# Problem
Set down, in full, every record in the block.

# Task material

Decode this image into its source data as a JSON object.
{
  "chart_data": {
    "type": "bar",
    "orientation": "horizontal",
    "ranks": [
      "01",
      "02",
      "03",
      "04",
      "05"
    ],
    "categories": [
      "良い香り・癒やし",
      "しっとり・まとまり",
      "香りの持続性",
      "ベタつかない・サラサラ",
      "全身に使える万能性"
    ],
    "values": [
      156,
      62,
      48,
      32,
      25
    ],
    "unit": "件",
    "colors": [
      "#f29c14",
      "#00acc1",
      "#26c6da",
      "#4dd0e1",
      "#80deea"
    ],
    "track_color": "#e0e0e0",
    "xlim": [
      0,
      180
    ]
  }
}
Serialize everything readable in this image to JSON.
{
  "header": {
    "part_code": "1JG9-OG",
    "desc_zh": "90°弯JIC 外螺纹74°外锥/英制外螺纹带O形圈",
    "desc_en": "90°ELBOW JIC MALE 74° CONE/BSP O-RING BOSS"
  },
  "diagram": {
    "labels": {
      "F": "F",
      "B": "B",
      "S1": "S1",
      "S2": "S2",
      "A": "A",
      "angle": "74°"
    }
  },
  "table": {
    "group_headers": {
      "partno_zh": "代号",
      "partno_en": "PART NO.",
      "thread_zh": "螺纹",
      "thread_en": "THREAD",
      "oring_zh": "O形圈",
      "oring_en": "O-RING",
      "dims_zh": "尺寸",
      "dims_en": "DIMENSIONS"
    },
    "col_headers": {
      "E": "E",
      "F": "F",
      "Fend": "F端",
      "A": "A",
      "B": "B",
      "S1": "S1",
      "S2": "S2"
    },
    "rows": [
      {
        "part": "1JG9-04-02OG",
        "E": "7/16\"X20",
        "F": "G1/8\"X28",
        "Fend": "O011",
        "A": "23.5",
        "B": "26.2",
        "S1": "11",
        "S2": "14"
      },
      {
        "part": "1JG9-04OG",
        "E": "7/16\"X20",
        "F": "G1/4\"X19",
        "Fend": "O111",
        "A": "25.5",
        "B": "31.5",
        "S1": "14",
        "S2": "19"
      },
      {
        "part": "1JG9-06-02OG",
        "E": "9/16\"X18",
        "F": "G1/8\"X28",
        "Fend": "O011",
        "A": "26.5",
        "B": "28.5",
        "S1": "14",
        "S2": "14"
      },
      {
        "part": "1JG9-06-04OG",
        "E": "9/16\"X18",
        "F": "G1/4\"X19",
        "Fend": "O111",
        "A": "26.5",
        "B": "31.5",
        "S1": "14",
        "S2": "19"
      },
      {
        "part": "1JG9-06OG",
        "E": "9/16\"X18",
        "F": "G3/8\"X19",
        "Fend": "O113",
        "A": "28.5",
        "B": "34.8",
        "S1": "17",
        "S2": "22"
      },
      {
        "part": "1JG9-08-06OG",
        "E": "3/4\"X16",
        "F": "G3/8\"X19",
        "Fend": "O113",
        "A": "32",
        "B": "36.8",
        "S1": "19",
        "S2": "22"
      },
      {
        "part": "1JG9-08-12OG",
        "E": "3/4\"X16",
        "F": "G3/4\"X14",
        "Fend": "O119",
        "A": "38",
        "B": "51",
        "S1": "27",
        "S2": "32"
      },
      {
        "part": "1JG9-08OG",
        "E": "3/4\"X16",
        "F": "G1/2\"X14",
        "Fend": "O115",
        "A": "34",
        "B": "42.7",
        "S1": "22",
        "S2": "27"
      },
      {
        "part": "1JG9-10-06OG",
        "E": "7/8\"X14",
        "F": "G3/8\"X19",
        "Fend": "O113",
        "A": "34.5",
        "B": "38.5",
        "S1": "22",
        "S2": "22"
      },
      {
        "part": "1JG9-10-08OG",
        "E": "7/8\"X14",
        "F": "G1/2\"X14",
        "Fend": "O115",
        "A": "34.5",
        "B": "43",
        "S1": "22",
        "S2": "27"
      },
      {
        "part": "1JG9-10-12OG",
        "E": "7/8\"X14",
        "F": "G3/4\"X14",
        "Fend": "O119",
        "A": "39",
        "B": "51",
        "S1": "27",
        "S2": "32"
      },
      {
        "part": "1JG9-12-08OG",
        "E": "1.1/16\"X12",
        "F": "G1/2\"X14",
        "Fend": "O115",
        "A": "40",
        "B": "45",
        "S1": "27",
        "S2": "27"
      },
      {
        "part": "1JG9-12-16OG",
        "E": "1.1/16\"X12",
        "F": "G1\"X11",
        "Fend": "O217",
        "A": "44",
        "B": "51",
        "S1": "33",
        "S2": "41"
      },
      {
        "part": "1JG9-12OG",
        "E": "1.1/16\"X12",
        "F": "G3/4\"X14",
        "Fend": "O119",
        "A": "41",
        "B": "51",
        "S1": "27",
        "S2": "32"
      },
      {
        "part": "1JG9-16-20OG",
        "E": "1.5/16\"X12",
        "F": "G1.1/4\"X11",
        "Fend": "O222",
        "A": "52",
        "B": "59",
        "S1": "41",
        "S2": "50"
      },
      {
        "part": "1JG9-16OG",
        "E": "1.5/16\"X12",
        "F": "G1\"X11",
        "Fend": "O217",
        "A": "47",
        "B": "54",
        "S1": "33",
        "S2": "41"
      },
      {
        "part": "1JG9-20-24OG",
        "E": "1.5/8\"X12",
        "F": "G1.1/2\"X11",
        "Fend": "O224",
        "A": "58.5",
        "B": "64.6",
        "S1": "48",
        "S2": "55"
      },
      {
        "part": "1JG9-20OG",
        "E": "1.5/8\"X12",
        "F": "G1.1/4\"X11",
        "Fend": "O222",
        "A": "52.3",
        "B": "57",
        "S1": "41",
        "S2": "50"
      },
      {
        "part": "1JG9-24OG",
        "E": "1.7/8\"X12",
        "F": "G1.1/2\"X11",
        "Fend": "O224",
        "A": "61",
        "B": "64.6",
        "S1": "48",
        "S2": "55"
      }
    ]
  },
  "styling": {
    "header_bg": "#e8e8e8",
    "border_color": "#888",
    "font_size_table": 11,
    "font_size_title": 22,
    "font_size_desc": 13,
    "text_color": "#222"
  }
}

# Solved problem
Decode this image into its source data as a JSON object.
{
  "chart_data": {
    "type": "bar",
    "orientation": "horizontal",
    "ranks": [
      "01",
      "02",
      "03",
      "04",
      "05"
    ],
    "categories": [
      "良い香り・癒やし",
      "しっとり・まとまり",
      "香りの持続性",
      "ベタつかない・サラサラ",
      "全身に使える万能性"
    ],
    "values": [
      156,
      62,
      48,
      32,
      25
    ],
    "unit": "件",
    "colors": [
      "#f29c14",
      "#00acc1",
      "#26c6da",
      "#4dd0e1",
      "#80deea"
    ],
    "track_color": "#e0e0e0",
    "xlim": [
      0,
      180
    ]
  }
}
Serialize everything readable in this image to JSON.
{
  "header": {
    "part_code": "1JG9-OG",
    "desc_zh": "90°弯JIC 外螺纹74°外锥/英制外螺纹带O形圈",
    "desc_en": "90°ELBOW JIC MALE 74° CONE/BSP O-RING BOSS"
  },
  "diagram": {
    "labels": {
      "F": "F",
      "B": "B",
      "S1": "S1",
      "S2": "S2",
      "A": "A",
      "angle": "74°"
    }
  },
  "table": {
    "group_headers": {
      "partno_zh": "代号",
      "partno_en": "PART NO.",
      "thread_zh": "螺纹",
      "thread_en": "THREAD",
      "oring_zh": "O形圈",
      "oring_en": "O-RING",
      "dims_zh": "尺寸",
      "dims_en": "DIMENSIONS"
    },
    "col_headers": {
      "E": "E",
      "F": "F",
      "Fend": "F端",
      "A": "A",
      "B": "B",
      "S1": "S1",
      "S2": "S2"
    },
    "rows": [
      {
        "part": "1JG9-04-02OG",
        "E": "7/16\"X20",
        "F": "G1/8\"X28",
        "Fend": "O011",
        "A": "23.5",
        "B": "26.2",
        "S1": "11",
        "S2": "14"
      },
      {
        "part": "1JG9-04OG",
        "E": "7/16\"X20",
        "F": "G1/4\"X19",
        "Fend": "O111",
        "A": "25.5",
        "B": "31.5",
        "S1": "14",
        "S2": "19"
      },
      {
        "part": "1JG9-06-02OG",
        "E": "9/16\"X18",
        "F": "G1/8\"X28",
        "Fend": "O011",
        "A": "26.5",
        "B": "28.5",
        "S1": "14",
        "S2": "14"
      },
      {
        "part": "1JG9-06-04OG",
        "E": "9/16\"X18",
        "F": "G1/4\"X19",
        "Fend": "O111",
        "A": "26.5",
        "B": "31.5",
        "S1": "14",
        "S2": "19"
      },
      {
        "part": "1JG9-06OG",
        "E": "9/16\"X18",
        "F": "G3/8\"X19",
        "Fend": "O113",
        "A": "28.5",
        "B": "34.8",
        "S1": "17",
        "S2": "22"
      },
      {
        "part": "1JG9-08-06OG",
        "E": "3/4\"X16",
        "F": "G3/8\"X19",
        "Fend": "O113",
        "A": "32",
        "B": "36.8",
        "S1": "19",
        "S2": "22"
      },
      {
        "part": "1JG9-08-12OG",
        "E": "3/4\"X16",
        "F": "G3/4\"X14",
        "Fend": "O119",
        "A": "38",
        "B": "51",
        "S1": "27",
        "S2": "32"
      },
      {
        "part": "1JG9-08OG",
        "E": "3/4\"X16",
        "F": "G1/2\"X14",
        "Fend": "O115",
        "A": "34",
        "B": "42.7",
        "S1": "22",
        "S2": "27"
      },
      {
        "part": "1JG9-10-06OG",
        "E": "7/8\"X14",
        "F": "G3/8\"X19",
        "Fend": "O113",
        "A": "34.5",
        "B": "38.5",
        "S1": "22",
        "S2": "22"
      },
      {
        "part": "1JG9-10-08OG",
        "E": "7/8\"X14",
        "F": "G1/2\"X14",
        "Fend": "O115",
        "A": "34.5",
        "B": "43",
        "S1": "22",
        "S2": "27"
      },
      {
        "part": "1JG9-10-12OG",
        "E": "7/8\"X14",
        "F": "G3/4\"X14",
        "Fend": "O119",
        "A": "39",
        "B": "51",
        "S1": "27",
        "S2": "32"
      },
      {
        "part": "1JG9-12-08OG",
        "E": "1.1/16\"X12",
        "F": "G1/2\"X14",
        "Fend": "O115",
        "A": "40",
        "B": "45",
        "S1": "27",
        "S2": "27"
      },
      {
        "part": "1JG9-12-16OG",
        "E": "1.1/16\"X12",
        "F": "G1\"X11",
        "Fend": "O217",
        "A": "44",
        "B": "51",
        "S1": "33",
        "S2": "41"
      },
      {
        "part": "1JG9-12OG",
        "E": "1.1/16\"X12",
        "F": "G3/4\"X14",
        "Fend": "O119",
        "A": "41",
        "B": "51",
        "S1": "27",
        "S2": "32"
      },
      {
        "part": "1JG9-16-20OG",
        "E": "1.5/16\"X12",
        "F": "G1.1/4\"X11",
        "Fend": "O222",
        "A": "52",
        "B": "59",
        "S1": "41",
        "S2": "50"
      },
      {
        "part": "1JG9-16OG",
        "E": "1.5/16\"X12",
        "F": "G1\"X11",
        "Fend": "O217",
        "A": "47",
        "B": "54",
        "S1": "33",
        "S2": "41"
      },
      {
        "part": "1JG9-20-24OG",
        "E": "1.5/8\"X12",
        "F": "G1.1/2\"X11",
        "Fend": "O224",
        "A": "58.5",
        "B": "64.6",
        "S1": "48",
        "S2": "55"
      },
      {
        "part": "1JG9-20OG",
        "E": "1.5/8\"X12",
        "F": "G1.1/4\"X11",
        "Fend": "O222",
        "A": "52.3",
        "B": "57",
        "S1": "41",
        "S2": "50"
      },
      {
        "part": "1JG9-24OG",
        "E": "1.7/8\"X12",
        "F": "G1.1/2\"X11",
        "Fend": "O224",
        "A": "61",
        "B": "64.6",
        "S1": "48",
        "S2": "55"
      }
    ]
  },
  "styling": {
    "header_bg": "#e8e8e8",
    "border_color": "#888",
    "font_size_table": 11,
    "font_size_title": 22,
    "font_size_desc": 13,
    "text_color": "#222"
  }
}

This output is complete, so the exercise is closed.